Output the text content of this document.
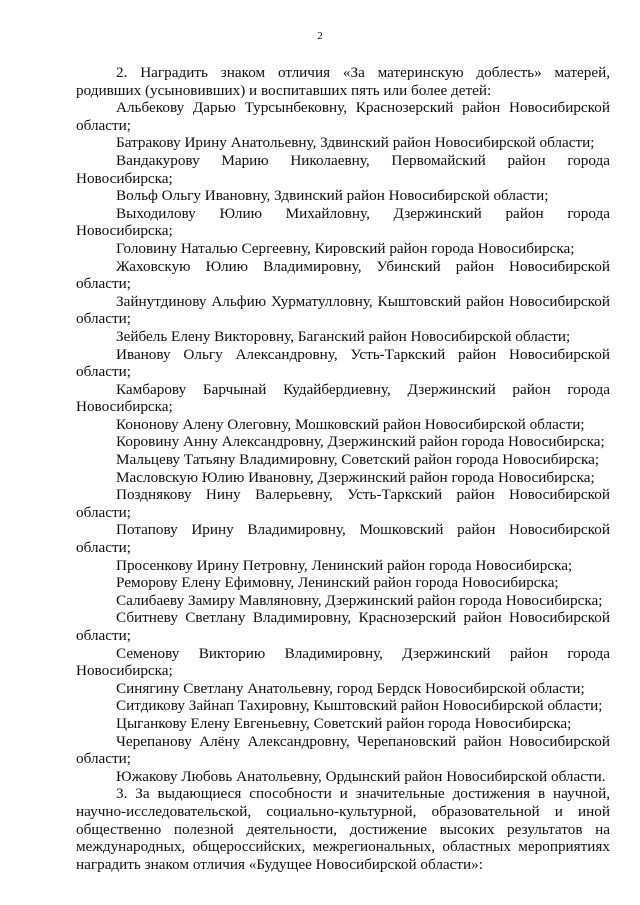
2

2. Наградить знаком отличия «За материнскую доблесть» матерей, родивших (усыновивших) и воспитавших пять или более детей:

Альбекову Дарью Турсынбековну, Краснозерский район Новосибирской области;

Батракову Ирину Анатольевну, Здвинский район Новосибирской области;

Вандакурову Марию Николаевну, Первомайский район города Новосибирска;

Вольф Ольгу Ивановну, Здвинский район Новосибирской области;

Выходилову Юлию Михайловну, Дзержинский район города Новосибирска;

Головину Наталью Сергеевну, Кировский район города Новосибирска;

Жаховскую Юлию Владимировну, Убинский район Новосибирской области;

Зайнутдинову Альфию Хурматулловну, Кыштовский район Новосибирской области;

Зейбель Елену Викторовну, Баганский район Новосибирской области;

Иванову Ольгу Александровну, Усть-Таркский район Новосибирской области;

Камбарову Барчынай Кудайбердиевну, Дзержинский район города Новосибирска;

Кононову Алену Олеговну, Мошковский район Новосибирской области;

Коровину Анну Александровну, Дзержинский район города Новосибирска;

Мальцеву Татьяну Владимировну, Советский район города Новосибирска;

Масловскую Юлию Ивановну, Дзержинский район города Новосибирска;

Позднякову Нину Валерьевну, Усть-Таркский район Новосибирской области;

Потапову Ирину Владимировну, Мошковский район Новосибирской области;

Просенкову Ирину Петровну, Ленинский район города Новосибирска;

Реморову Елену Ефимовну, Ленинский район города Новосибирска;

Салибаеву Замиру Мавляновну, Дзержинский район города Новосибирска;

Сбитневу Светлану Владимировну, Краснозерский район Новосибирской области;

Семенову Викторию Владимировну, Дзержинский район города Новосибирска;

Синягину Светлану Анатольевну, город Бердск Новосибирской области;

Ситдикову Зайнап Тахировну, Кыштовский район Новосибирской области;

Цыганкову Елену Евгеньевну, Советский район города Новосибирска;

Черепанову Алёну Александровну, Черепановский район Новосибирской области;

Южакову Любовь Анатольевну, Ордынский район Новосибирской области.

3. За выдающиеся способности и значительные достижения в научной, научно-исследовательской, социально-культурной, образовательной и иной общественно полезной деятельности, достижение высоких результатов на международных, общероссийских, межрегиональных, областных мероприятиях наградить знаком отличия «Будущее Новосибирской области»:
*-*-*
## Problem requirements
Print the complete listing exactly as it stands, without its pictures.

## Exercise answer
Output the text content of this document.
2

2. Наградить знаком отличия «За материнскую доблесть» матерей, родивших (усыновивших) и воспитавших пять или более детей:

Альбекову Дарью Турсынбековну, Краснозерский район Новосибирской области;

Батракову Ирину Анатольевну, Здвинский район Новосибирской области;

Вандакурову Марию Николаевну, Первомайский район города Новосибирска;

Вольф Ольгу Ивановну, Здвинский район Новосибирской области;

Выходилову Юлию Михайловну, Дзержинский район города Новосибирска;

Головину Наталью Сергеевну, Кировский район города Новосибирска;

Жаховскую Юлию Владимировну, Убинский район Новосибирской области;

Зайнутдинову Альфию Хурматулловну, Кыштовский район Новосибирской области;

Зейбель Елену Викторовну, Баганский район Новосибирской области;

Иванову Ольгу Александровну, Усть-Таркский район Новосибирской области;

Камбарову Барчынай Кудайбердиевну, Дзержинский район города Новосибирска;

Кононову Алену Олеговну, Мошковский район Новосибирской области;

Коровину Анну Александровну, Дзержинский район города Новосибирска;

Мальцеву Татьяну Владимировну, Советский район города Новосибирска;

Масловскую Юлию Ивановну, Дзержинский район города Новосибирска;

Позднякову Нину Валерьевну, Усть-Таркский район Новосибирской области;

Потапову Ирину Владимировну, Мошковский район Новосибирской области;

Просенкову Ирину Петровну, Ленинский район города Новосибирска;

Реморову Елену Ефимовну, Ленинский район города Новосибирска;

Салибаеву Замиру Мавляновну, Дзержинский район города Новосибирска;

Сбитневу Светлану Владимировну, Краснозерский район Новосибирской области;

Семенову Викторию Владимировну, Дзержинский район города Новосибирска;

Синягину Светлану Анатольевну, город Бердск Новосибирской области;

Ситдикову Зайнап Тахировну, Кыштовский район Новосибирской области;

Цыганкову Елену Евгеньевну, Советский район города Новосибирска;

Черепанову Алёну Александровну, Черепановский район Новосибирской области;

Южакову Любовь Анатольевну, Ордынский район Новосибирской области.

3. За выдающиеся способности и значительные достижения в научной, научно-исследовательской, социально-культурной, образовательной и иной общественно полезной деятельности, достижение высоких результатов на международных, общероссийских, межрегиональных, областных мероприятиях наградить знаком отличия «Будущее Новосибирской области»:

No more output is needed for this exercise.